Reproduce the lines of the listing verbatim, from the line containing "label capacite box — [313, 58, 334, 64]" through the line containing "cap CH — [318, 138, 320, 143]", and output nothing else.
******************************
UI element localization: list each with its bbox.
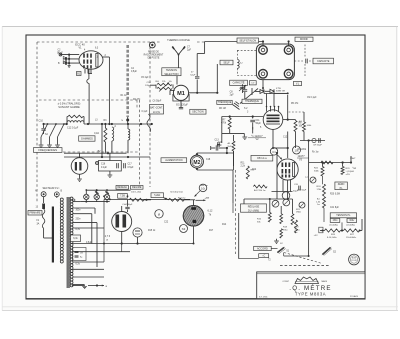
label capacite box — [313, 58, 334, 64]
small circle left of 12AT7 — [270, 148, 277, 155]
dashed link self bottom — [237, 75, 256, 77]
pot P1 — [310, 177, 316, 183]
svg-text:50µF: 50µF — [256, 123, 262, 125]
svg-text:M1: M1 — [177, 91, 185, 97]
title block border — [257, 272, 365, 299]
terminal block top wires — [262, 42, 264, 46]
resistor R23 — [341, 167, 344, 175]
resistor 0.1 ohm vertical — [104, 124, 106, 128]
svg-text:10t: 10t — [201, 186, 205, 190]
resistor R heater 2 — [169, 198, 185, 201]
dashed link block to capacite — [294, 60, 304, 62]
left loop wire — [238, 213, 240, 252]
svg-text:(+): (+) — [305, 177, 308, 179]
cap CH — [318, 138, 320, 143]
small circle below V3 — [180, 225, 188, 233]
mains terminal A — [41, 192, 46, 197]
svg-text:SELF: SELF — [223, 61, 230, 64]
wire from 277 down — [276, 153, 278, 199]
resistor ladder R27 — [344, 229, 360, 232]
label thermique box 1 — [217, 100, 232, 104]
label section box — [190, 109, 206, 114]
svg-text:DU POSTE: DU POSTE — [148, 58, 160, 60]
svg-text:R5 47k: R5 47k — [291, 103, 299, 105]
svg-text:SELF ETALON: SELF ETALON — [239, 39, 256, 42]
svg-text:ACCORD: ACCORD — [257, 247, 268, 250]
svg-text:0,1Ω: 0,1Ω — [94, 133, 99, 135]
ground posts below switches — [40, 137, 42, 145]
wire V2 grid row — [222, 116, 263, 118]
svg-text:DU ≈(MM): DU ≈(MM) — [248, 209, 259, 212]
wire bus y200 connections — [144, 199, 151, 201]
fuse F1 — [43, 197, 45, 203]
M1 trimmer network — [157, 83, 172, 85]
diode D1 — [256, 91, 260, 93]
inner dashed box bottom — [63, 151, 140, 153]
heater lamp 1 — [84, 194, 89, 199]
svg-text:MODIF: MODIF — [300, 38, 309, 41]
continuation arrow a — [88, 285, 104, 287]
hatch mark diagonal — [233, 102, 240, 110]
variable capacitor C15 — [262, 80, 264, 88]
svg-text:½ 12AU7: ½ 12AU7 — [251, 134, 263, 138]
svg-text:+HT: +HT — [205, 197, 210, 200]
tube V3a 12AT7 envelope — [277, 159, 298, 180]
heater lamp 2 — [94, 194, 99, 199]
svg-text:±20,0(8)a: ±20,0(8)a — [346, 225, 356, 227]
cap C10 — [43, 124, 45, 128]
shield dashed vertical separator — [149, 42, 151, 187]
dashed vertical separator right — [235, 170, 237, 254]
label thermo-couple — [160, 37, 197, 42]
label self box — [220, 60, 233, 65]
svg-text:SECTEUR 1V≈: SECTEUR 1V≈ — [42, 187, 60, 190]
pin row below 12AT7 — [272, 191, 293, 193]
tap bus verticals — [91, 214, 93, 244]
V3 pins — [193, 200, 195, 206]
wires terminal block bottom to V2 — [262, 88, 264, 92]
diagonal wire T3 to thermique — [240, 89, 258, 104]
terminal T3 — [259, 70, 268, 79]
transformer primary shield bar — [52, 207, 54, 263]
svg-text:C16: C16 — [101, 164, 106, 166]
svg-text:RÉGLAGE: RÉGLAGE — [248, 205, 260, 208]
svg-text:± 0.5% (TRALORS): ± 0.5% (TRALORS) — [58, 102, 81, 106]
wire down right col — [308, 141, 310, 163]
svg-text:52µF: 52µF — [190, 75, 196, 77]
transformer core — [67, 197, 70, 288]
svg-text:0.5µF: 0.5µF — [128, 167, 135, 169]
inductor self symbol — [237, 60, 239, 69]
svg-text:3A: 3A — [37, 222, 40, 225]
terminal T1 — [259, 46, 268, 55]
cap C19 above M2 — [211, 147, 216, 149]
terminal block body — [256, 44, 294, 80]
flexible lead wavy — [147, 114, 151, 132]
label reglage box — [241, 204, 267, 212]
svg-text:TENSION PL: TENSION PL — [336, 214, 351, 217]
svg-text:±2%: ±2% — [346, 174, 350, 176]
thermocouple junction symbol — [172, 47, 185, 55]
svg-text:C19: C19 — [218, 142, 223, 144]
filter box — [73, 248, 87, 261]
svg-text:SECTION: SECTION — [192, 110, 204, 114]
svg-text:PRIMAIRE: PRIMAIRE — [29, 212, 41, 215]
switch S1 arm — [278, 248, 285, 253]
small circle above 12AT7 — [293, 146, 301, 154]
svg-text:8-10,5kΩs: 8-10,5kΩs — [327, 237, 337, 239]
svg-text:ZÉRO: ZÉRO — [338, 183, 345, 186]
resistor row left box — [118, 194, 128, 199]
tube V6 envelope oscillator lower — [71, 158, 88, 175]
svg-text:1M: 1M — [80, 253, 83, 255]
label self etalon box — [237, 38, 259, 43]
label reseau box — [116, 186, 129, 190]
terminal small left of battery box — [96, 162, 99, 165]
label zero pl box — [335, 182, 347, 190]
trimmer circle — [312, 138, 316, 142]
svg-text:2x1,5v: 2x1,5v — [153, 111, 161, 114]
svg-text:M2: M2 — [193, 160, 200, 166]
wire M2 branch up — [233, 151, 235, 170]
svg-text:R9 220k: R9 220k — [298, 149, 307, 151]
svg-text:C12: C12 — [283, 137, 288, 139]
resistor R24b — [323, 197, 326, 209]
battery box B — [99, 161, 122, 172]
resistor R parallel above coil — [68, 115, 83, 118]
svg-text:6,3v: 6,3v — [73, 237, 78, 240]
transformer tap label box — [71, 235, 81, 242]
svg-text:609B GR: 609B GR — [276, 90, 285, 92]
svg-text:C22: C22 — [164, 222, 169, 224]
svg-text:SELECTION: SELECTION — [164, 73, 178, 76]
pot P2 — [299, 202, 305, 208]
svg-text:5,2kΩ: 5,2kΩ — [154, 195, 160, 197]
terminal T4 — [284, 70, 293, 79]
cap C13 bottom left — [217, 142, 219, 147]
svg-text:R2 47k: R2 47k — [133, 99, 141, 101]
svg-text:2µF: 2µF — [230, 94, 235, 96]
label zc box — [259, 254, 269, 258]
svg-text:MARS: MARS — [322, 280, 328, 283]
svg-text:0.1µF: 0.1µF — [101, 167, 108, 169]
cap C17 right — [123, 163, 125, 168]
wire V2 anode right — [283, 119, 296, 121]
svg-text:S.T. 1941: S.T. 1941 — [259, 296, 268, 298]
resistors below V3 row — [268, 213, 271, 223]
resistor R8 — [294, 121, 297, 132]
resistor R7 — [229, 117, 231, 119]
resistor A5 top — [232, 141, 235, 151]
svg-text:SUIVANT GAMME: SUIVANT GAMME — [58, 105, 80, 109]
shield box oscillator dashed top — [37, 41, 160, 43]
svg-text:2µF: 2µF — [187, 50, 192, 52]
svg-text:CAPACITE: CAPACITE — [317, 60, 330, 63]
svg-text:300v: 300v — [349, 220, 355, 222]
M1 wires — [176, 76, 178, 85]
tube V1 pin wires — [84, 69, 86, 74]
wire top bus to terminal block — [205, 41, 263, 43]
label capacite lower box — [230, 80, 248, 85]
secondary tap wires — [73, 201, 80, 203]
svg-text:EG. 120µF: EG. 120µF — [176, 104, 188, 107]
svg-text:BAT.-CONT.: BAT.-CONT. — [150, 106, 163, 109]
svg-text:C6 50pF: C6 50pF — [153, 101, 162, 103]
switch S2 arm — [323, 248, 331, 255]
bottom-left shield dashed — [36, 165, 38, 202]
shielded cable end dot — [126, 119, 129, 122]
cap C11 — [252, 117, 254, 119]
svg-text:ALIMENTATION: ALIMENTATION — [165, 159, 183, 162]
V2 cathode down — [272, 129, 274, 148]
svg-text:120µF: 120µF — [145, 85, 152, 87]
transformer secondary winding — [70, 197, 73, 200]
svg-text:10t: 10t — [169, 80, 172, 83]
terminal T2 — [284, 46, 293, 55]
lamp wiper marks — [95, 192, 99, 194]
svg-text:300v: 300v — [76, 210, 82, 212]
svg-text:1w: 1w — [317, 204, 320, 206]
heater lamp 3 — [104, 194, 109, 199]
approval stamp circle — [349, 254, 360, 265]
tube V3a electrodes — [282, 163, 284, 168]
shielded cable dashed gray band — [126, 45, 129, 117]
wires above pots — [269, 199, 271, 213]
junction row y199 — [104, 198, 190, 200]
label tension box — [330, 213, 356, 218]
label VL box — [294, 81, 302, 85]
svg-text:R15 1k: R15 1k — [148, 230, 156, 232]
terminal prise de raccordement — [149, 42, 155, 48]
svg-text:150-40kΩs: 150-40kΩs — [346, 237, 356, 239]
svg-text:0,5µF: 0,5µF — [86, 242, 93, 244]
svg-text:C12 0.1µF: C12 0.1µF — [67, 126, 79, 129]
svg-text:C9 0,1µF: C9 0,1µF — [307, 97, 317, 99]
svg-text:RÉGIME: RÉGIME — [132, 186, 142, 189]
svg-text:FREQUENCES: FREQUENCES — [38, 148, 57, 152]
shield dashed vertical x139 — [139, 100, 141, 187]
mains wire B to primary — [56, 197, 58, 198]
pot circle left of V3 — [155, 210, 163, 218]
svg-text:CONST: CONST — [282, 281, 289, 283]
resistor R24 — [323, 184, 326, 196]
label 300V box — [347, 218, 357, 222]
meter M1 body — [173, 85, 188, 100]
dashed link self top — [237, 49, 256, 51]
tube V2 top pins — [266, 107, 268, 112]
resistor R heater 1 — [129, 198, 144, 201]
PSU bottom wire — [284, 255, 309, 257]
diode D2 — [265, 90, 270, 92]
svg-text:≈C: ≈C — [262, 255, 265, 258]
svg-text:1MΩ: 1MΩ — [296, 212, 301, 214]
wires PSU verticals — [322, 176, 324, 184]
tube V4 electrodes — [116, 215, 120, 228]
label alimentation box — [161, 158, 187, 163]
drawing border frame — [26, 35, 365, 299]
svg-text:POUR: POUR — [351, 260, 357, 262]
svg-text:CH 50µF: CH 50µF — [313, 145, 322, 147]
mains terminal B — [54, 192, 59, 197]
node row main — [44, 123, 68, 125]
svg-text:C21 8µF: C21 8µF — [330, 207, 339, 209]
heater wires under tubes — [104, 243, 194, 245]
lamp top wires — [85, 190, 87, 194]
ground mid — [276, 239, 278, 241]
resistor R22 — [321, 167, 324, 177]
svg-text:RESEAU: RESEAU — [117, 186, 127, 189]
svg-text:250v: 250v — [76, 219, 82, 221]
12AT7 pins down — [282, 180, 284, 192]
small circle below 12AT7 — [282, 192, 290, 200]
svg-text:S3: S3 — [182, 227, 186, 231]
M2 top wire right — [196, 153, 198, 155]
svg-text:Rx 10w: Rx 10w — [178, 198, 186, 200]
coil L1 — [67, 121, 84, 123]
svg-text:9kΩ: 9kΩ — [228, 146, 232, 148]
cap C7 on wire — [195, 76, 199, 78]
svg-text:RH: RH — [156, 81, 160, 83]
cap C20 box — [298, 186, 300, 191]
svg-text:R20 0,5M: R20 0,5M — [330, 194, 340, 196]
wire row y140 — [300, 140, 325, 142]
resistor R horizontal 270k — [253, 185, 267, 188]
svg-text:50 10kΩ 10w: 50 10kΩ 10w — [170, 192, 183, 194]
svg-text:2,7 6: 2,7 6 — [105, 235, 111, 238]
svg-text:GAMMES: GAMMES — [81, 136, 93, 140]
tube V2 envelope — [263, 110, 283, 130]
input ground arrow — [68, 63, 70, 68]
extra junction dots — [140, 123, 142, 125]
resistor small mid — [280, 229, 283, 238]
title block logo — [295, 277, 319, 284]
svg-text:Rx 1w: Rx 1w — [312, 152, 319, 154]
label thermique box 2 — [242, 99, 262, 103]
svg-text:R6 1M: R6 1M — [219, 108, 226, 110]
pot circle above V3 right — [199, 184, 207, 192]
svg-text:50µF: 50µF — [293, 191, 299, 193]
svg-text:30pF: 30pF — [58, 52, 64, 54]
resistor R25 — [295, 220, 298, 233]
vertical from V3 right going down — [232, 203, 234, 213]
label 150V box — [330, 218, 340, 222]
label etal box — [249, 81, 256, 85]
inner dashed box right join — [136, 100, 138, 108]
coil L2 vertical — [127, 124, 129, 129]
battery box ground — [109, 171, 111, 175]
svg-text:C10: C10 — [39, 120, 44, 123]
linkage dashed diagonal — [284, 253, 322, 264]
svg-text:150v: 150v — [333, 220, 339, 222]
label accord box — [254, 246, 272, 250]
V1 grid input network — [61, 54, 79, 56]
wire V1 anode to right — [103, 56, 109, 58]
svg-text:C5 2µF: C5 2µF — [141, 77, 149, 79]
small valve below V4 — [133, 228, 142, 237]
label porte box — [28, 211, 42, 216]
bottom loop wire reglage — [239, 258, 259, 260]
P coil — [111, 123, 113, 125]
meter M2 body — [190, 155, 203, 168]
svg-text:R14: R14 — [222, 224, 227, 226]
label regime box — [131, 186, 144, 190]
transformer bottom ground — [72, 285, 85, 287]
svg-text:C1: C1 — [272, 150, 276, 154]
ground V2 — [242, 137, 247, 139]
pot circles row above reglage — [272, 200, 279, 207]
wire anode up to diode row — [287, 95, 289, 120]
node dots — [43, 123, 45, 125]
svg-text:A3 270k 1w: A3 270k 1w — [254, 189, 266, 192]
label FREQUENCES box — [34, 148, 63, 153]
svg-text:100 1,2kΩ: 100 1,2kΩ — [131, 191, 141, 193]
label DB box — [251, 155, 273, 161]
svg-text:6,12: 6,12 — [208, 210, 213, 213]
label bat-cont box — [150, 105, 164, 115]
svg-text:TYPE M803A: TYPE M803A — [295, 292, 326, 297]
svg-text:0,5µF: 0,5µF — [131, 71, 138, 73]
resistor R9 middle — [246, 166, 249, 179]
wire to +HT arrow — [184, 199, 195, 201]
svg-text:CV: CV — [251, 83, 255, 85]
tube V3 envelope hatched — [183, 206, 204, 227]
tube V1 envelope — [79, 51, 103, 69]
transformer primary winding — [60, 198, 63, 201]
label GAMMES box — [79, 136, 95, 141]
lamp bottom row — [80, 201, 109, 203]
svg-text:DB 12≈a: DB 12≈a — [257, 157, 267, 160]
wire from node to B2 dot — [101, 124, 103, 157]
svg-text:10µF: 10µF — [217, 145, 223, 147]
svg-text:TENSION: TENSION — [166, 69, 177, 72]
shield box oscillator dashed left — [36, 42, 38, 152]
svg-text:R17: R17 — [209, 230, 214, 232]
svg-text:POLAKS: POLAKS — [350, 295, 359, 298]
switch arms gammes — [41, 124, 48, 137]
M2 bottom wire right — [196, 168, 198, 170]
wire V1 cathode down with hop — [88, 69, 90, 79]
label 52k box — [151, 193, 164, 198]
tube V4 envelope — [112, 212, 132, 232]
wire V2 bottom row — [222, 132, 245, 134]
dashed modif down — [304, 45, 306, 58]
vertical link to capacite area — [216, 64, 218, 93]
svg-text:ø: ø — [158, 212, 160, 216]
svg-text:PRISE DE: PRISE DE — [148, 52, 159, 54]
inner dashed box frequences top — [39, 99, 137, 101]
tube V1 electrodes — [83, 54, 85, 58]
label B1 box — [77, 72, 82, 76]
diode row to V2 pins — [266, 94, 268, 107]
svg-text:0,1µF: 0,1µF — [142, 111, 149, 113]
label modif box — [295, 37, 313, 41]
svg-text:CAPACITÉ: CAPACITÉ — [233, 82, 245, 85]
svg-text:R12: R12 — [252, 169, 257, 171]
svg-text:±10,0(8)a: ±10,0(8)a — [329, 225, 339, 227]
cap C8 top — [242, 89, 247, 91]
tube V2 grid bars — [267, 115, 280, 117]
svg-text:THERMO-COUPLE: THERMO-COUPLE — [167, 38, 190, 42]
long vertical bus PSU — [308, 163, 310, 257]
terminal G — [59, 53, 62, 56]
svg-text:R1 1k: R1 1k — [121, 95, 128, 97]
component F2 — [319, 227, 323, 233]
label tension selection box — [162, 68, 181, 76]
wire down to 12AT7 — [287, 148, 289, 158]
svg-text:THERMIQUE: THERMIQUE — [245, 101, 259, 103]
svg-text:C17: C17 — [128, 164, 133, 166]
lamp top bus — [86, 189, 130, 191]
******************************
▶ FINISHED ANSWER
label capacite box — [313, 58, 334, 64]
small circle left of 12AT7 — [270, 148, 277, 155]
dashed link self bottom — [237, 75, 256, 77]
pot P1 — [310, 177, 316, 183]
svg-text:50µF: 50µF — [256, 123, 262, 125]
svg-text:M1: M1 — [177, 91, 185, 97]
title block border — [257, 272, 365, 299]
terminal block top wires — [262, 42, 264, 46]
resistor R23 — [341, 167, 344, 175]
resistor 0.1 ohm vertical — [104, 124, 106, 128]
svg-text:10t: 10t — [201, 186, 205, 190]
resistor R heater 2 — [169, 198, 185, 201]
dashed link block to capacite — [294, 60, 304, 62]
left loop wire — [238, 213, 240, 252]
svg-text:(+): (+) — [305, 177, 308, 179]
cap CH — [318, 138, 320, 143]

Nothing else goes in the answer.